### Problem requirements
Leave out the pictures, then reproduce the rest of the material exactly.

### Records for processing
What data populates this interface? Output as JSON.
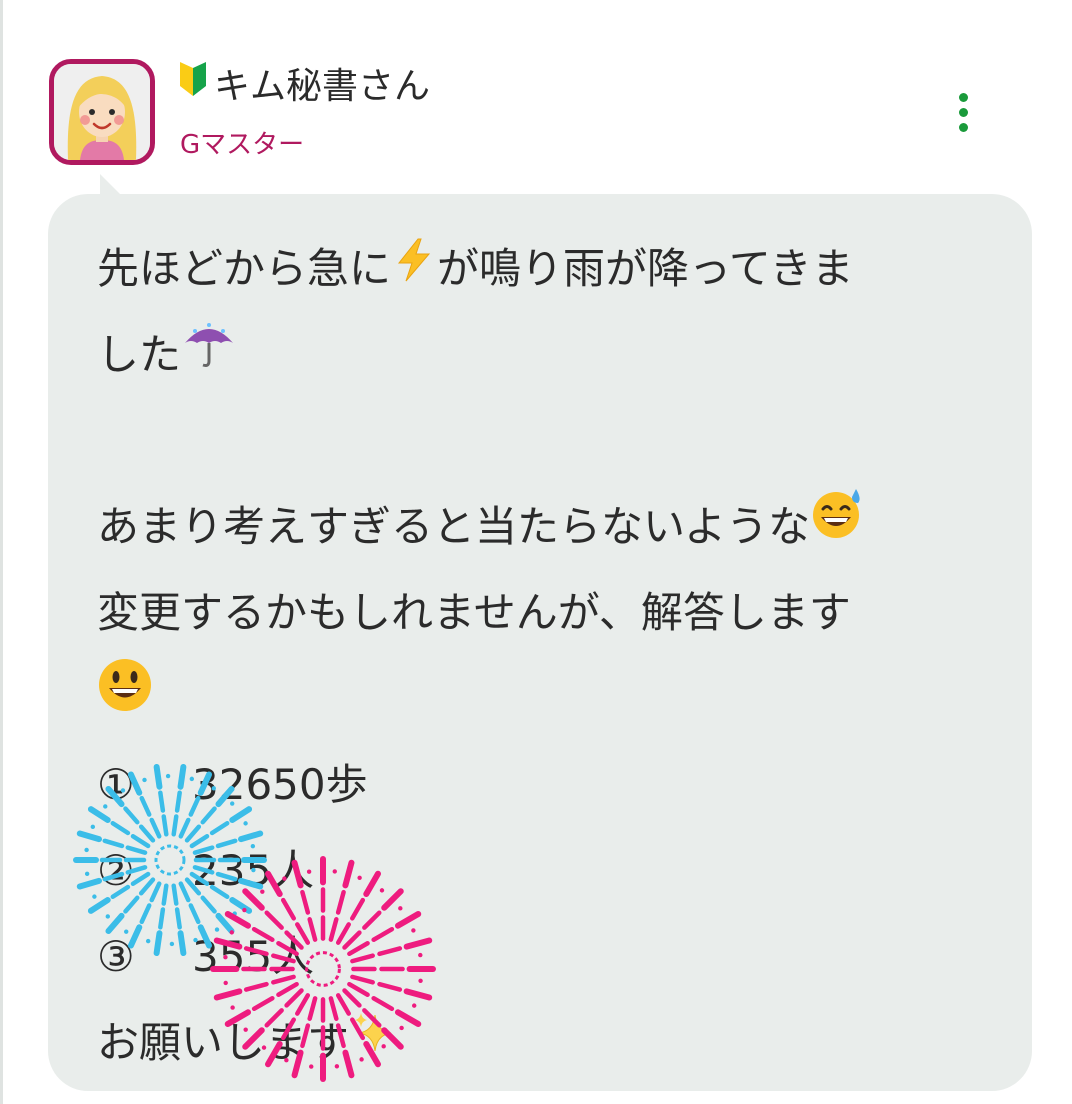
{
  "post": {
    "user_name": "キム秘書さん",
    "user_rank": "Gマスター",
    "beginner_mark_icon": "beginner-mark-icon",
    "menu_icon": "more-vertical-icon"
  },
  "message": {
    "line1": "先ほどから急に",
    "line1_after": "が鳴り雨が降ってきま",
    "line2": "した",
    "line4": "あまり考えすぎると当たらないような",
    "line5": "変更するかもしれませんが、解答します",
    "answers": [
      {
        "marker": "①",
        "value": "32650歩"
      },
      {
        "marker": "②",
        "value": "235人"
      },
      {
        "marker": "③",
        "value": "355人"
      }
    ],
    "closing": "お願いします"
  },
  "emojis": [
    "lightning-icon",
    "umbrella-rain-icon",
    "sweat-smile-icon",
    "smiley-icon",
    "sparkles-icon"
  ],
  "stamps": [
    "firework-blue-stamp",
    "firework-pink-stamp"
  ],
  "colors": {
    "accent": "#b0195f",
    "menu_dots": "#1a9a3b",
    "bubble_bg": "#e9edeb",
    "firework_blue": "#3bbde8",
    "firework_pink": "#ee1c7f"
  }
}
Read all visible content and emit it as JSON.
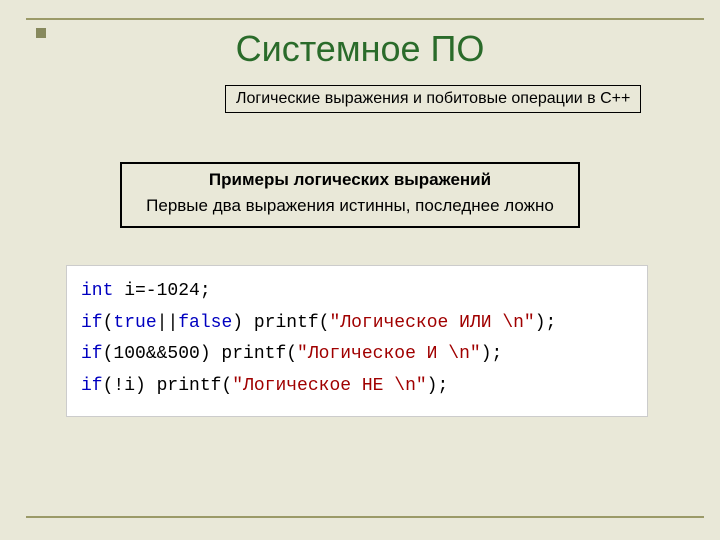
{
  "title": "Системное ПО",
  "subtitle": "Логические выражения и побитовые операции в C++",
  "example": {
    "heading": "Примеры логических выражений",
    "note": "Первые два выражения истинны, последнее ложно"
  },
  "code": {
    "line1": {
      "kw": "int",
      "rest": " i=-1024;"
    },
    "line2": {
      "kw1": "if",
      "p1": "(",
      "kw2": "true",
      "op1": "||",
      "kw3": "false",
      "p2": ") printf(",
      "str": "\"Логическое ИЛИ \\n\"",
      "p3": ");"
    },
    "line3": {
      "kw1": "if",
      "p1": "(100&&500) printf(",
      "str": "\"Логическое И \\n\"",
      "p2": ");"
    },
    "line4": {
      "kw1": "if",
      "p1": "(!i) printf(",
      "str": "\"Логическое НЕ \\n\"",
      "p2": ");"
    }
  }
}
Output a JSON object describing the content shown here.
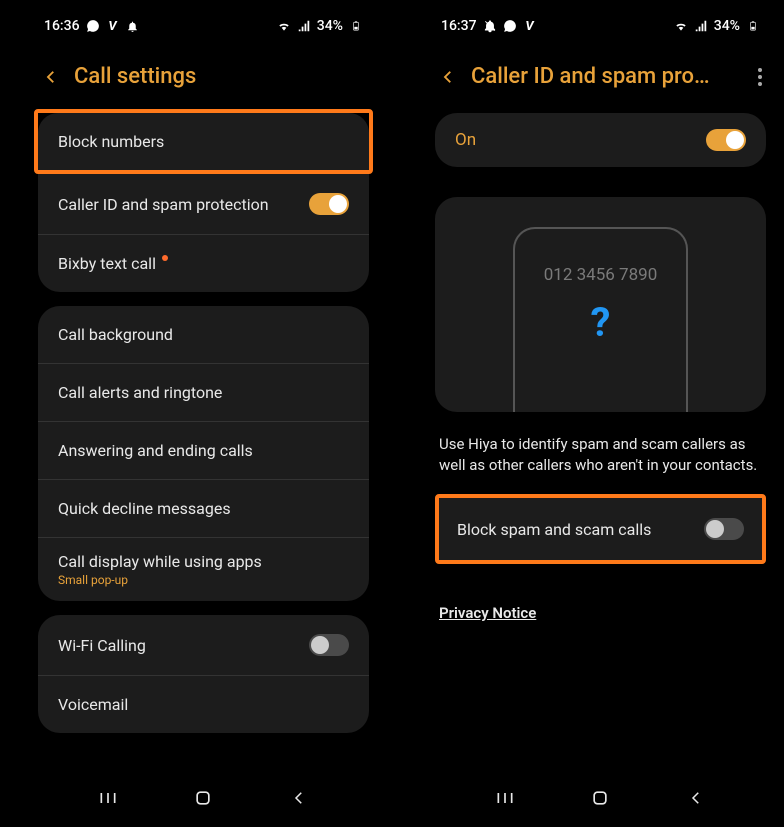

### Problem solution
What data populates this interface? Output as JSON.
{
  "post": {
    "user_name": "キム秘書さん",
    "user_rank": "Gマスター",
    "beginner_mark_icon": "beginner-mark-icon",
    "menu_icon": "more-vertical-icon"
  },
  "message": {
    "line1": "先ほどから急に",
    "line1_after": "が鳴り雨が降ってきま",
    "line2": "した",
    "line4": "あまり考えすぎると当たらないような",
    "line5": "変更するかもしれませんが、解答します",
    "answers": [
      {
        "marker": "①",
        "value": "32650歩"
      },
      {
        "marker": "②",
        "value": "235人"
      },
      {
        "marker": "③",
        "value": "355人"
      }
    ],
    "closing": "お願いします"
  },
  "emojis": [
    "lightning-icon",
    "umbrella-rain-icon",
    "sweat-smile-icon",
    "smiley-icon",
    "sparkles-icon"
  ],
  "stamps": [
    "firework-blue-stamp",
    "firework-pink-stamp"
  ],
  "colors": {
    "accent": "#b0195f",
    "menu_dots": "#1a9a3b",
    "bubble_bg": "#e9edeb",
    "firework_blue": "#3bbde8",
    "firework_pink": "#ee1c7f"
  }
}
Read all visible content and emit it as JSON.
{
  "title": "Системное ПО",
  "subtitle": "Логические выражения и побитовые операции в C++",
  "example": {
    "heading": "Примеры логических выражений",
    "note": "Первые два выражения истинны, последнее ложно"
  },
  "code": {
    "line1": {
      "kw": "int",
      "rest": " i=-1024;"
    },
    "line2": {
      "kw1": "if",
      "p1": "(",
      "kw2": "true",
      "op1": "||",
      "kw3": "false",
      "p2": ") printf(",
      "str": "\"Логическое ИЛИ \\n\"",
      "p3": ");"
    },
    "line3": {
      "kw1": "if",
      "p1": "(100&&500) printf(",
      "str": "\"Логическое И \\n\"",
      "p2": ");"
    },
    "line4": {
      "kw1": "if",
      "p1": "(!i) printf(",
      "str": "\"Логическое НЕ \\n\"",
      "p2": ");"
    }
  }
}
Output a JSON object describing the content shown here.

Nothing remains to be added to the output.